SUPPLIED RECORDS ->
※ ※ ※

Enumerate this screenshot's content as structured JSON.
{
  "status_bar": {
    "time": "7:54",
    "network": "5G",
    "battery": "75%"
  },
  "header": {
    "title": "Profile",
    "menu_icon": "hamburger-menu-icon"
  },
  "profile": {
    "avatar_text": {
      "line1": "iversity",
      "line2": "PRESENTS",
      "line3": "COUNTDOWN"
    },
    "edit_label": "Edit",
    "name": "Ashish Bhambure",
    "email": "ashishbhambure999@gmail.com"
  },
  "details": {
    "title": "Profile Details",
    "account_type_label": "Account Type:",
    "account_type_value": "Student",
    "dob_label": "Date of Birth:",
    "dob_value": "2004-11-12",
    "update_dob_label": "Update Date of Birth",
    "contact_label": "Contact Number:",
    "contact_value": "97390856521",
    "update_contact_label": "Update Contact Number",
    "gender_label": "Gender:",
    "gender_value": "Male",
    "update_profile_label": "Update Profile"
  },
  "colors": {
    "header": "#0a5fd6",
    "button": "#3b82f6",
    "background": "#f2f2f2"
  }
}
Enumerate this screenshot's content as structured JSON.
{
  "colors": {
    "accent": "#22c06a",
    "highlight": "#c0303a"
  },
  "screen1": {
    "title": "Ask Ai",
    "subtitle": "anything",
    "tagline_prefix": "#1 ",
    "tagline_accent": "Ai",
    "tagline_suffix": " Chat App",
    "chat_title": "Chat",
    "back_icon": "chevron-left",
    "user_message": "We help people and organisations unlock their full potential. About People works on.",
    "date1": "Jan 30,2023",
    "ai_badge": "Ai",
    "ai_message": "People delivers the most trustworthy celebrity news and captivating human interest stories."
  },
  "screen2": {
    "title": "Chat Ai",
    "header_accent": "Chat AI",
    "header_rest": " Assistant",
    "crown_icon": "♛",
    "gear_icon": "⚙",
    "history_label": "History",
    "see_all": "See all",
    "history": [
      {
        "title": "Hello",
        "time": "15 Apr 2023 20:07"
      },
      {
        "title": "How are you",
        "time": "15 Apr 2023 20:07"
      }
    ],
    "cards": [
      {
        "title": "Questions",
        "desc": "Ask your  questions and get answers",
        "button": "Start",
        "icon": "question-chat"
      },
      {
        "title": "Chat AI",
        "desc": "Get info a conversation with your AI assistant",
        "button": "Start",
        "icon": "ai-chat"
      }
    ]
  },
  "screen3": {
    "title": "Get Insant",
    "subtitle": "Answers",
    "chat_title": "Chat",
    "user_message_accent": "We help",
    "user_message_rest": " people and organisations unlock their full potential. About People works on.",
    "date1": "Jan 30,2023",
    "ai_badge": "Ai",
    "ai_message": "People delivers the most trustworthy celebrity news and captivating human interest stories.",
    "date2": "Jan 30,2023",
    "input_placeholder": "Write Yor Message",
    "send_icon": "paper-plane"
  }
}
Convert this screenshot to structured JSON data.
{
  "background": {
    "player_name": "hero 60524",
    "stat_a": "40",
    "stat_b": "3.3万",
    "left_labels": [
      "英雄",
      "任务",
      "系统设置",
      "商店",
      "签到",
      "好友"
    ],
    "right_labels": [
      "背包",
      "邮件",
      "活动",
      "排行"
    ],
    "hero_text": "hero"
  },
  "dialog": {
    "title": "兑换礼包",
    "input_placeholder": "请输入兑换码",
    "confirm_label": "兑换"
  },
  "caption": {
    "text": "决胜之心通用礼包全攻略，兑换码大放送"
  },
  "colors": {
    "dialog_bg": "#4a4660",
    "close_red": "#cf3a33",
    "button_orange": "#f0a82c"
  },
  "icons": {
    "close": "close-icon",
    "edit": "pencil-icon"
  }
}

※ ※ ※

THE REQUEST -> Can you restate every record above word for word?

SOLVED PROBLEM ->
Enumerate this screenshot's content as structured JSON.
{
  "status_bar": {
    "time": "7:54",
    "network": "5G",
    "battery": "75%"
  },
  "header": {
    "title": "Profile",
    "menu_icon": "hamburger-menu-icon"
  },
  "profile": {
    "avatar_text": {
      "line1": "iversity",
      "line2": "PRESENTS",
      "line3": "COUNTDOWN"
    },
    "edit_label": "Edit",
    "name": "Ashish Bhambure",
    "email": "ashishbhambure999@gmail.com"
  },
  "details": {
    "title": "Profile Details",
    "account_type_label": "Account Type:",
    "account_type_value": "Student",
    "dob_label": "Date of Birth:",
    "dob_value": "2004-11-12",
    "update_dob_label": "Update Date of Birth",
    "contact_label": "Contact Number:",
    "contact_value": "97390856521",
    "update_contact_label": "Update Contact Number",
    "gender_label": "Gender:",
    "gender_value": "Male",
    "update_profile_label": "Update Profile"
  },
  "colors": {
    "header": "#0a5fd6",
    "button": "#3b82f6",
    "background": "#f2f2f2"
  }
}
Enumerate this screenshot's content as structured JSON.
{
  "colors": {
    "accent": "#22c06a",
    "highlight": "#c0303a"
  },
  "screen1": {
    "title": "Ask Ai",
    "subtitle": "anything",
    "tagline_prefix": "#1 ",
    "tagline_accent": "Ai",
    "tagline_suffix": " Chat App",
    "chat_title": "Chat",
    "back_icon": "chevron-left",
    "user_message": "We help people and organisations unlock their full potential. About People works on.",
    "date1": "Jan 30,2023",
    "ai_badge": "Ai",
    "ai_message": "People delivers the most trustworthy celebrity news and captivating human interest stories."
  },
  "screen2": {
    "title": "Chat Ai",
    "header_accent": "Chat AI",
    "header_rest": " Assistant",
    "crown_icon": "♛",
    "gear_icon": "⚙",
    "history_label": "History",
    "see_all": "See all",
    "history": [
      {
        "title": "Hello",
        "time": "15 Apr 2023 20:07"
      },
      {
        "title": "How are you",
        "time": "15 Apr 2023 20:07"
      }
    ],
    "cards": [
      {
        "title": "Questions",
        "desc": "Ask your  questions and get answers",
        "button": "Start",
        "icon": "question-chat"
      },
      {
        "title": "Chat AI",
        "desc": "Get info a conversation with your AI assistant",
        "button": "Start",
        "icon": "ai-chat"
      }
    ]
  },
  "screen3": {
    "title": "Get Insant",
    "subtitle": "Answers",
    "chat_title": "Chat",
    "user_message_accent": "We help",
    "user_message_rest": " people and organisations unlock their full potential. About People works on.",
    "date1": "Jan 30,2023",
    "ai_badge": "Ai",
    "ai_message": "People delivers the most trustworthy celebrity news and captivating human interest stories.",
    "date2": "Jan 30,2023",
    "input_placeholder": "Write Yor Message",
    "send_icon": "paper-plane"
  }
}
Convert this screenshot to structured JSON data.
{
  "background": {
    "player_name": "hero 60524",
    "stat_a": "40",
    "stat_b": "3.3万",
    "left_labels": [
      "英雄",
      "任务",
      "系统设置",
      "商店",
      "签到",
      "好友"
    ],
    "right_labels": [
      "背包",
      "邮件",
      "活动",
      "排行"
    ],
    "hero_text": "hero"
  },
  "dialog": {
    "title": "兑换礼包",
    "input_placeholder": "请输入兑换码",
    "confirm_label": "兑换"
  },
  "caption": {
    "text": "决胜之心通用礼包全攻略，兑换码大放送"
  },
  "colors": {
    "dialog_bg": "#4a4660",
    "close_red": "#cf3a33",
    "button_orange": "#f0a82c"
  },
  "icons": {
    "close": "close-icon",
    "edit": "pencil-icon"
  }
}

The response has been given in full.